> [WHAT YOU HAVE TO DO] Leave the pictures out and transcribe every record exactly.

> [PROVIDED RECORDS]

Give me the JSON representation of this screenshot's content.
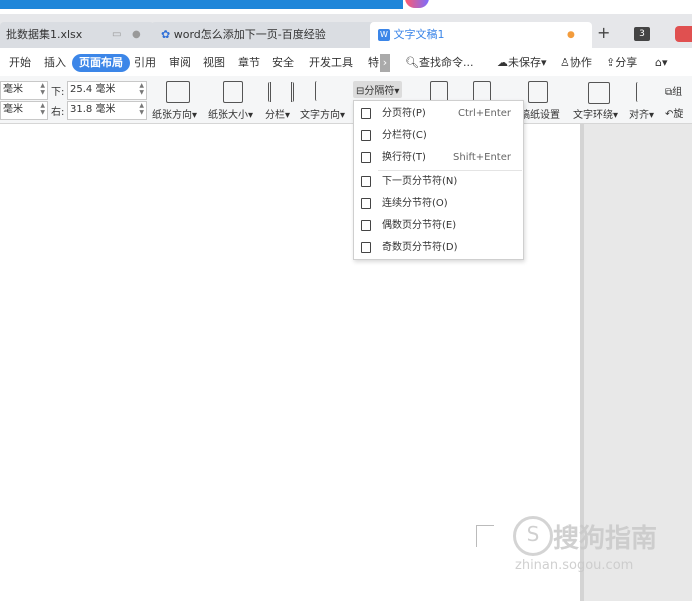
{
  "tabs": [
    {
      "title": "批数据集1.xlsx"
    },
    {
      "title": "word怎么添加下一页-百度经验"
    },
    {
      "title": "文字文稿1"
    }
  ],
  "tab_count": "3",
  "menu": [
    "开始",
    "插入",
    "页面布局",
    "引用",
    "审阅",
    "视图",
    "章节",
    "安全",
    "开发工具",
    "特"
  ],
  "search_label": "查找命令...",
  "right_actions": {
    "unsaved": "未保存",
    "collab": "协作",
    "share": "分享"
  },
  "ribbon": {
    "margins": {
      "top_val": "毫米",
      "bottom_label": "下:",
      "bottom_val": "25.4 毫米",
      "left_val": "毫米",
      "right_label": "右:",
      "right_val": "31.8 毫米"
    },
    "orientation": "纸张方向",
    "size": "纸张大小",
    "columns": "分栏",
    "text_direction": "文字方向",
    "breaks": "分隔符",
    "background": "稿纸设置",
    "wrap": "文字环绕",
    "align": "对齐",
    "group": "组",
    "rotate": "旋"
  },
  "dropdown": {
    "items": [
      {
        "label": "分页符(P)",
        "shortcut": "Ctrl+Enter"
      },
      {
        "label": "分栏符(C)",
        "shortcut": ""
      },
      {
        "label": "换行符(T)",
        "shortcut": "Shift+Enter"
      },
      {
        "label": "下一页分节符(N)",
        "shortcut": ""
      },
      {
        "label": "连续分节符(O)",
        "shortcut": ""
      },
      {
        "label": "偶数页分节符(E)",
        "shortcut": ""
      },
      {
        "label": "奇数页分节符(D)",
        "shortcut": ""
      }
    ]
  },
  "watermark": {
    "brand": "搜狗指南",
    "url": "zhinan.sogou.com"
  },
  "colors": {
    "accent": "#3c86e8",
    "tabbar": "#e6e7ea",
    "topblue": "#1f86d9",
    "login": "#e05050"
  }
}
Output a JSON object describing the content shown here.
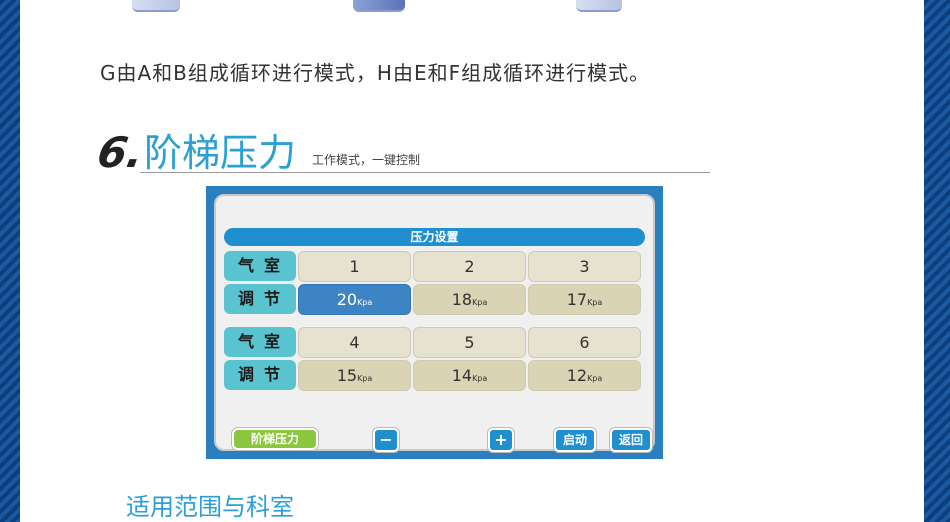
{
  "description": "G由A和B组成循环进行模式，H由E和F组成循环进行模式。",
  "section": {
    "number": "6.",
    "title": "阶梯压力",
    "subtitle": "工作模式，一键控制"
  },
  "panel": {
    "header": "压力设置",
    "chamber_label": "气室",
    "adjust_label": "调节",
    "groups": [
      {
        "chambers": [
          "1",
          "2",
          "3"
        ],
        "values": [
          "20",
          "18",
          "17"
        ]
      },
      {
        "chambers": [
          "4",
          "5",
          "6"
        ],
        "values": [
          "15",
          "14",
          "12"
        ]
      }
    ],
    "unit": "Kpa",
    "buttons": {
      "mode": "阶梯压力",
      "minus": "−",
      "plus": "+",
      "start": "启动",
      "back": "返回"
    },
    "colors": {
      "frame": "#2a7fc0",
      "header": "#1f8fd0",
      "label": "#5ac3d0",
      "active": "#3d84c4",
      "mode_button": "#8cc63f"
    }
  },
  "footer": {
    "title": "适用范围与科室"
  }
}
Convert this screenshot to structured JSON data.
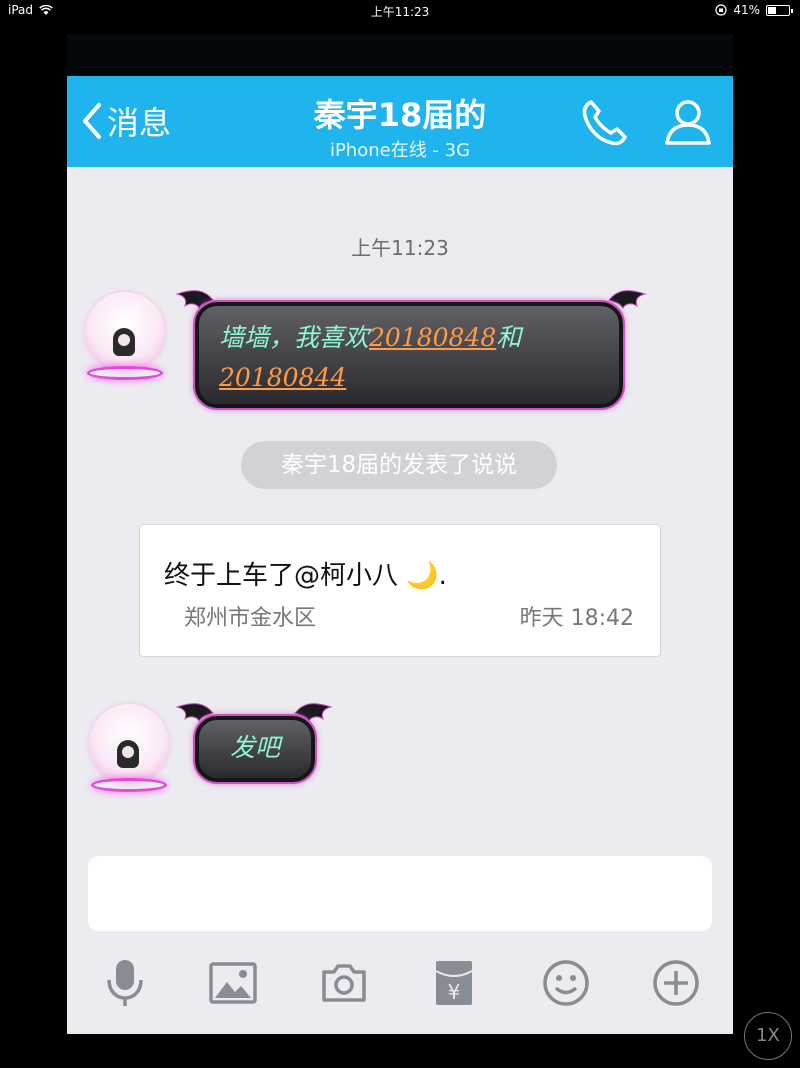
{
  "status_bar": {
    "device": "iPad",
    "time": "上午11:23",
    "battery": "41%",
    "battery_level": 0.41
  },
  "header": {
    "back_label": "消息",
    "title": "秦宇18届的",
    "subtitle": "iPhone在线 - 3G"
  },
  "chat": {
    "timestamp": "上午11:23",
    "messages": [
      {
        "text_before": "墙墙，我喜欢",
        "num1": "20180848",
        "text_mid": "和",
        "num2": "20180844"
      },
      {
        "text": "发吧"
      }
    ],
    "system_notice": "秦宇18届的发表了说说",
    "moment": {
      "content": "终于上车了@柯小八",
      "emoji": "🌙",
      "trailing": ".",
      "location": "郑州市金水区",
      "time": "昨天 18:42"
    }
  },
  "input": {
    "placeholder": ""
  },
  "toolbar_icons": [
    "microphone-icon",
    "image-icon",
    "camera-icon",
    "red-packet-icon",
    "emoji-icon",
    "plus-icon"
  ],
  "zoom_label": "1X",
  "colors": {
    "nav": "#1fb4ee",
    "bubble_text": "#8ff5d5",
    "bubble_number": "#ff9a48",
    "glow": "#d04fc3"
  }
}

> [ANSWER TO THE TASK]
Give me the JSON representation of this screenshot's content.
{
  "tabs": [
    {
      "title": "批数据集1.xlsx"
    },
    {
      "title": "word怎么添加下一页-百度经验"
    },
    {
      "title": "文字文稿1"
    }
  ],
  "tab_count": "3",
  "menu": [
    "开始",
    "插入",
    "页面布局",
    "引用",
    "审阅",
    "视图",
    "章节",
    "安全",
    "开发工具",
    "特"
  ],
  "search_label": "查找命令...",
  "right_actions": {
    "unsaved": "未保存",
    "collab": "协作",
    "share": "分享"
  },
  "ribbon": {
    "margins": {
      "top_val": "毫米",
      "bottom_label": "下:",
      "bottom_val": "25.4 毫米",
      "left_val": "毫米",
      "right_label": "右:",
      "right_val": "31.8 毫米"
    },
    "orientation": "纸张方向",
    "size": "纸张大小",
    "columns": "分栏",
    "text_direction": "文字方向",
    "breaks": "分隔符",
    "background": "稿纸设置",
    "wrap": "文字环绕",
    "align": "对齐",
    "group": "组",
    "rotate": "旋"
  },
  "dropdown": {
    "items": [
      {
        "label": "分页符(P)",
        "shortcut": "Ctrl+Enter"
      },
      {
        "label": "分栏符(C)",
        "shortcut": ""
      },
      {
        "label": "换行符(T)",
        "shortcut": "Shift+Enter"
      },
      {
        "label": "下一页分节符(N)",
        "shortcut": ""
      },
      {
        "label": "连续分节符(O)",
        "shortcut": ""
      },
      {
        "label": "偶数页分节符(E)",
        "shortcut": ""
      },
      {
        "label": "奇数页分节符(D)",
        "shortcut": ""
      }
    ]
  },
  "watermark": {
    "brand": "搜狗指南",
    "url": "zhinan.sogou.com"
  },
  "colors": {
    "accent": "#3c86e8",
    "tabbar": "#e6e7ea",
    "topblue": "#1f86d9",
    "login": "#e05050"
  }
}
Output a JSON object describing the content shown here.
{
  "description": "G由A和B组成循环进行模式，H由E和F组成循环进行模式。",
  "section": {
    "number": "6.",
    "title": "阶梯压力",
    "subtitle": "工作模式，一键控制"
  },
  "panel": {
    "header": "压力设置",
    "chamber_label": "气室",
    "adjust_label": "调节",
    "groups": [
      {
        "chambers": [
          "1",
          "2",
          "3"
        ],
        "values": [
          "20",
          "18",
          "17"
        ]
      },
      {
        "chambers": [
          "4",
          "5",
          "6"
        ],
        "values": [
          "15",
          "14",
          "12"
        ]
      }
    ],
    "unit": "Kpa",
    "buttons": {
      "mode": "阶梯压力",
      "minus": "−",
      "plus": "+",
      "start": "启动",
      "back": "返回"
    },
    "colors": {
      "frame": "#2a7fc0",
      "header": "#1f8fd0",
      "label": "#5ac3d0",
      "active": "#3d84c4",
      "mode_button": "#8cc63f"
    }
  },
  "footer": {
    "title": "适用范围与科室"
  }
}
Convert this screenshot to structured JSON data.
{
  "status_bar": {
    "device": "iPad",
    "time": "上午11:23",
    "battery": "41%",
    "battery_level": 0.41
  },
  "header": {
    "back_label": "消息",
    "title": "秦宇18届的",
    "subtitle": "iPhone在线 - 3G"
  },
  "chat": {
    "timestamp": "上午11:23",
    "messages": [
      {
        "text_before": "墙墙，我喜欢",
        "num1": "20180848",
        "text_mid": "和",
        "num2": "20180844"
      },
      {
        "text": "发吧"
      }
    ],
    "system_notice": "秦宇18届的发表了说说",
    "moment": {
      "content": "终于上车了@柯小八",
      "emoji": "🌙",
      "trailing": ".",
      "location": "郑州市金水区",
      "time": "昨天 18:42"
    }
  },
  "input": {
    "placeholder": ""
  },
  "toolbar_icons": [
    "microphone-icon",
    "image-icon",
    "camera-icon",
    "red-packet-icon",
    "emoji-icon",
    "plus-icon"
  ],
  "zoom_label": "1X",
  "colors": {
    "nav": "#1fb4ee",
    "bubble_text": "#8ff5d5",
    "bubble_number": "#ff9a48",
    "glow": "#d04fc3"
  }
}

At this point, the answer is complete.